**EXERCISE GOAL:**
Copy the data exactly as it appears, and do not include any pictures.

Dataset entries:
* Start *

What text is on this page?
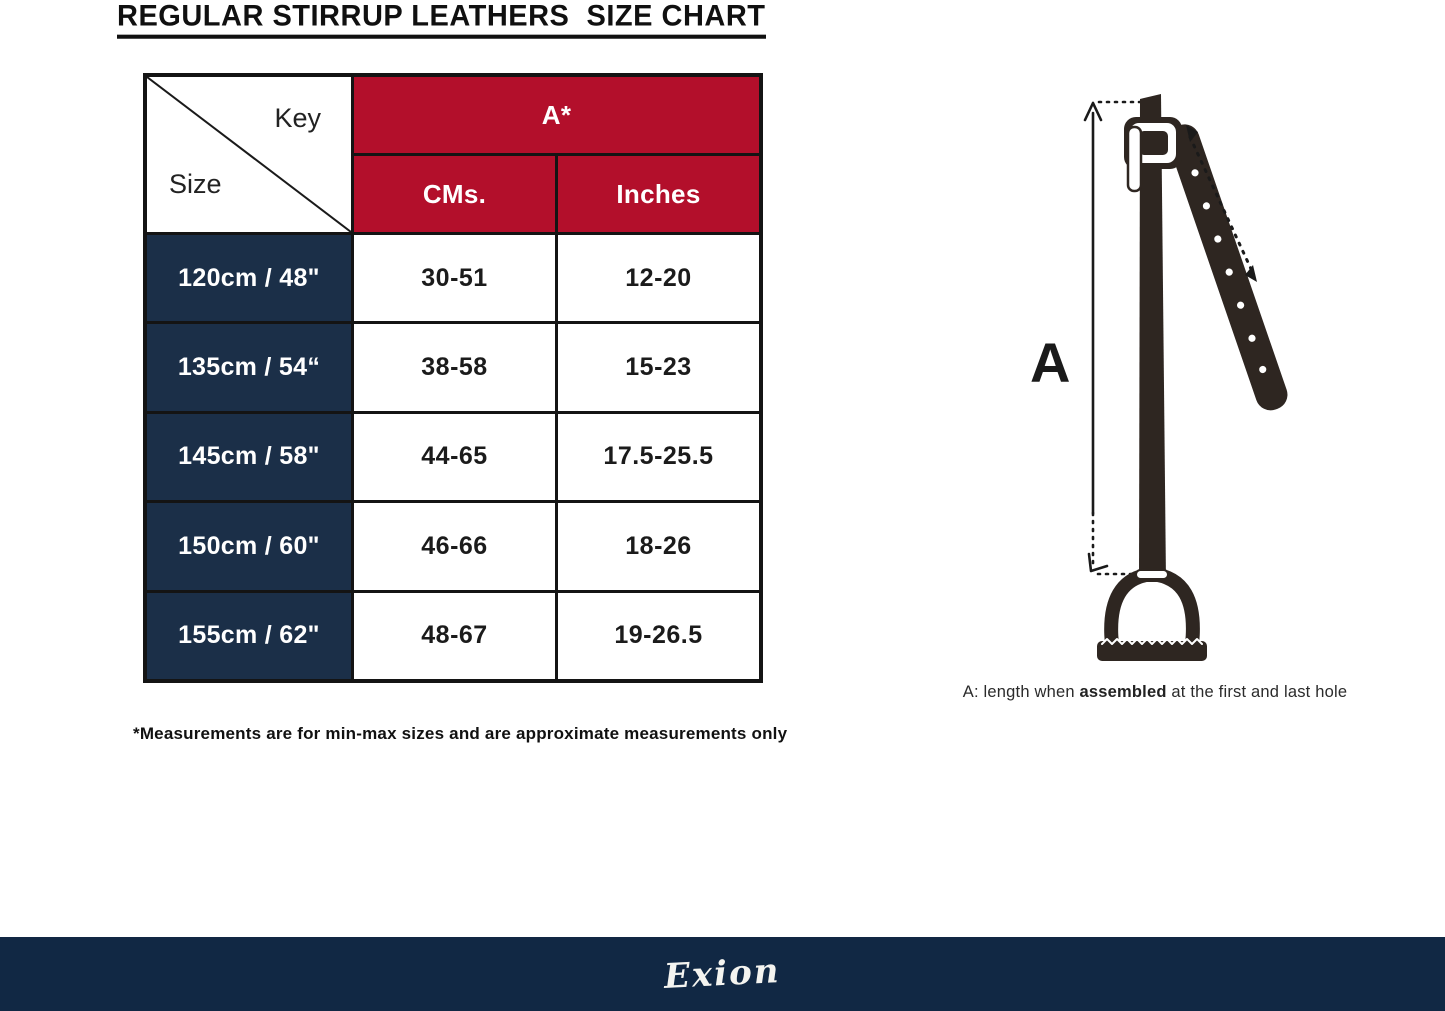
REGULAR STIRRUP LEATHERS  SIZE CHART
Key
Size
A*
CMs.	Inches
120cm / 48"	30-51	12-20
135cm / 54“	38-58	15-23
145cm / 58"	44-65	17.5-25.5
150cm / 60"	46-66	18-26
155cm / 62"	48-67	19-26.5
*Measurements are for min-max sizes and are approximate measurements only
A
A: length when assembled at the first and last hole
Exion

* End *

**TASK RESPONSE:**
What text is on this page?
REGULAR STIRRUP LEATHERS  SIZE CHART
Key
Size
A*
CMs.	Inches
120cm / 48"	30-51	12-20
135cm / 54“	38-58	15-23
145cm / 58"	44-65	17.5-25.5
150cm / 60"	46-66	18-26
155cm / 62"	48-67	19-26.5
*Measurements are for min-max sizes and are approximate measurements only
A
A: length when assembled at the first and last hole
Exion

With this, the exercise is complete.